---------- DATA SHOWN

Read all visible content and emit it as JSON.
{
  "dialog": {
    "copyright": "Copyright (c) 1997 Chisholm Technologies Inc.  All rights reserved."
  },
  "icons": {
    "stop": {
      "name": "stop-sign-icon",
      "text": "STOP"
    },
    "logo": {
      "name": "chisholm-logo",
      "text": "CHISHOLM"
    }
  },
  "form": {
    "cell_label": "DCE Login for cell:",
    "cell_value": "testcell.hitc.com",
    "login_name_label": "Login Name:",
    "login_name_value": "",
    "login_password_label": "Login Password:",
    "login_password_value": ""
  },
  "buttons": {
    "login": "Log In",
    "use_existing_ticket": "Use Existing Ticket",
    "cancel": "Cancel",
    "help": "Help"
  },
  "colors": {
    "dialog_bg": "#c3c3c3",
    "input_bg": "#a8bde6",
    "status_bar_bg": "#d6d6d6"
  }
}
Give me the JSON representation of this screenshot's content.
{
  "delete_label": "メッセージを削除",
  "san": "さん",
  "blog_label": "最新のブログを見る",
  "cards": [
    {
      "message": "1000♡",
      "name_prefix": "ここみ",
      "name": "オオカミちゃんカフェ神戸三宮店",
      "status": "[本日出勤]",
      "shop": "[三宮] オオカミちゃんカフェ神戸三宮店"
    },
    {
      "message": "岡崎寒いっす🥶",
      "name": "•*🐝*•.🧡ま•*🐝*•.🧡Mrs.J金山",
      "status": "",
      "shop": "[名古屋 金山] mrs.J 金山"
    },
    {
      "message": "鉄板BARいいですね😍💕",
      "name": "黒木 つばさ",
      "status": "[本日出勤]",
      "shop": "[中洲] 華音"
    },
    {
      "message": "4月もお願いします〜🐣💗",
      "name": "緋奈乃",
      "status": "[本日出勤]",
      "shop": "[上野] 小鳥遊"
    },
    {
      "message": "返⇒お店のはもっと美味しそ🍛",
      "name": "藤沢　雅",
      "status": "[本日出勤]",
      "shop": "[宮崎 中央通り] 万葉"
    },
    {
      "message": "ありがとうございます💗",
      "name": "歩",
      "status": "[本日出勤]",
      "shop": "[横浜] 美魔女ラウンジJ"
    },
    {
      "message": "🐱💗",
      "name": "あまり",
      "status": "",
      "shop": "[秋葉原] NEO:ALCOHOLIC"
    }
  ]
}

--------------------

PROBLEM DESCRIPTION ▸ Nothing outside the span should appear: transcribe the lines from the one containing "Give me the" through the last line of the records.

ANSWER TO THE PROBLEM ▸
Give me the JSON representation of this screenshot's content.
{
  "delete_label": "メッセージを削除",
  "san": "さん",
  "blog_label": "最新のブログを見る",
  "cards": [
    {
      "message": "1000♡",
      "name_prefix": "ここみ",
      "name": "オオカミちゃんカフェ神戸三宮店",
      "status": "[本日出勤]",
      "shop": "[三宮] オオカミちゃんカフェ神戸三宮店"
    },
    {
      "message": "岡崎寒いっす🥶",
      "name": "•*🐝*•.🧡ま•*🐝*•.🧡Mrs.J金山",
      "status": "",
      "shop": "[名古屋 金山] mrs.J 金山"
    },
    {
      "message": "鉄板BARいいですね😍💕",
      "name": "黒木 つばさ",
      "status": "[本日出勤]",
      "shop": "[中洲] 華音"
    },
    {
      "message": "4月もお願いします〜🐣💗",
      "name": "緋奈乃",
      "status": "[本日出勤]",
      "shop": "[上野] 小鳥遊"
    },
    {
      "message": "返⇒お店のはもっと美味しそ🍛",
      "name": "藤沢　雅",
      "status": "[本日出勤]",
      "shop": "[宮崎 中央通り] 万葉"
    },
    {
      "message": "ありがとうございます💗",
      "name": "歩",
      "status": "[本日出勤]",
      "shop": "[横浜] 美魔女ラウンジJ"
    },
    {
      "message": "🐱💗",
      "name": "あまり",
      "status": "",
      "shop": "[秋葉原] NEO:ALCOHOLIC"
    }
  ]
}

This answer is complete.